(Provided data):
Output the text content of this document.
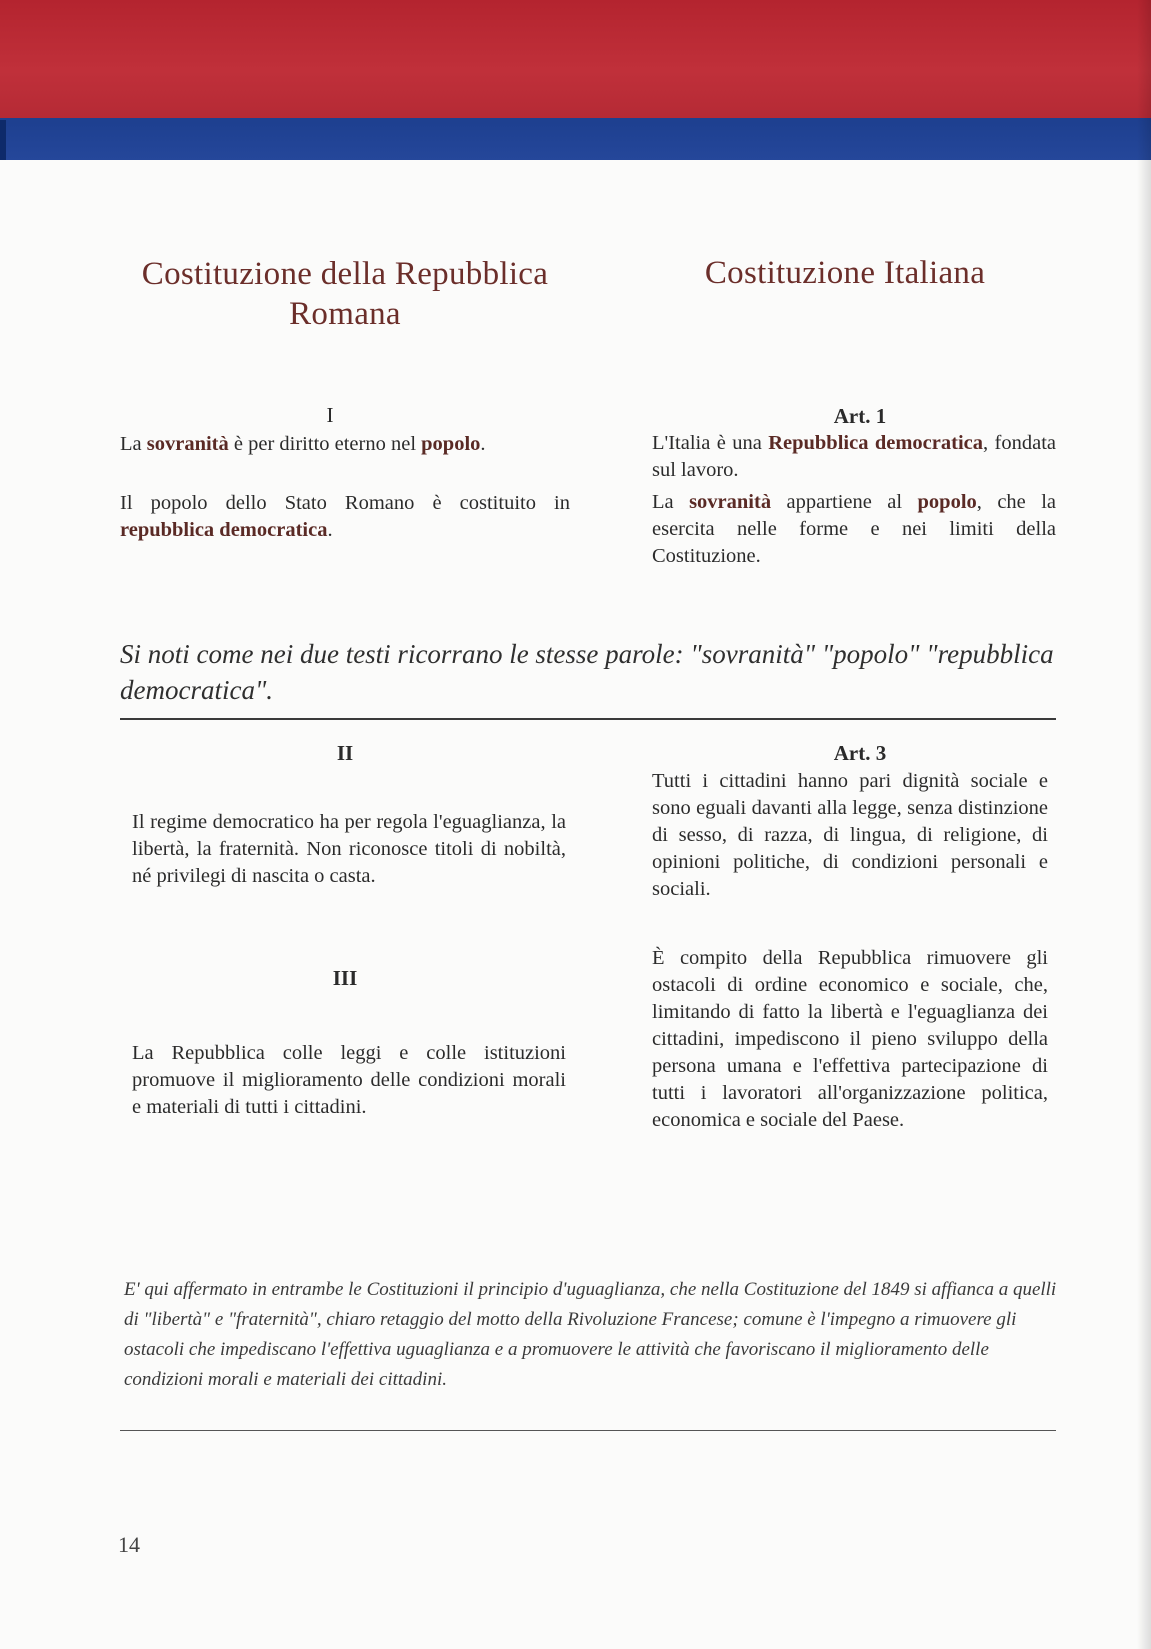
Costituzione della Repubblica Romana
Costituzione Italiana
I

La sovranità è per diritto eterno nel popolo.

Il popolo dello Stato Romano è costituito in repubblica democratica.

Art. 1

L'Italia è una Repubblica democratica, fondata sul lavoro.

La sovranità appartiene al popolo, che la esercita nelle forme e nei limiti della Costituzione.

Si noti come nei due testi ricorrano le stesse parole: "sovranità" "popolo" "repubblica democratica".

II

Il regime democratico ha per regola l'eguaglianza, la libertà, la fraternità. Non riconosce titoli di nobiltà, né privilegi di nascita o casta.

III

La Repubblica colle leggi e colle istituzioni promuove il miglioramento delle condizioni morali e materiali di tutti i cittadini.

Art. 3

Tutti i cittadini hanno pari dignità sociale e sono eguali davanti alla legge, senza distinzione di sesso, di razza, di lingua, di religione, di opinioni politiche, di condizioni personali e sociali.

È compito della Repubblica rimuovere gli ostacoli di ordine economico e sociale, che, limitando di fatto la libertà e l'eguaglianza dei cittadini, impediscono il pieno sviluppo della persona umana e l'effettiva partecipazione di tutti i lavoratori all'organizzazione politica, economica e sociale del Paese.

E' qui affermato in entrambe le Costituzioni il principio d'uguaglianza, che nella Costituzione del 1849 si affianca a quelli di "libertà" e "fraternità", chiaro retaggio del motto della Rivoluzione Francese; comune è l'impegno a rimuovere gli ostacoli che impediscano l'effettiva uguaglianza e a promuovere le attività che favoriscano il miglioramento delle condizioni morali e materiali dei cittadini.

14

(The problem):
Which lines contain "democratica"? Show each of them.

(Output below):
Il popolo dello Stato Romano è costituito in repubblica democratica.
L'Italia è una Repubblica democratica, fondata sul lavoro.
Si noti come nei due testi ricorrano le stesse parole: "sovranità" "popolo" "repubblica democratica".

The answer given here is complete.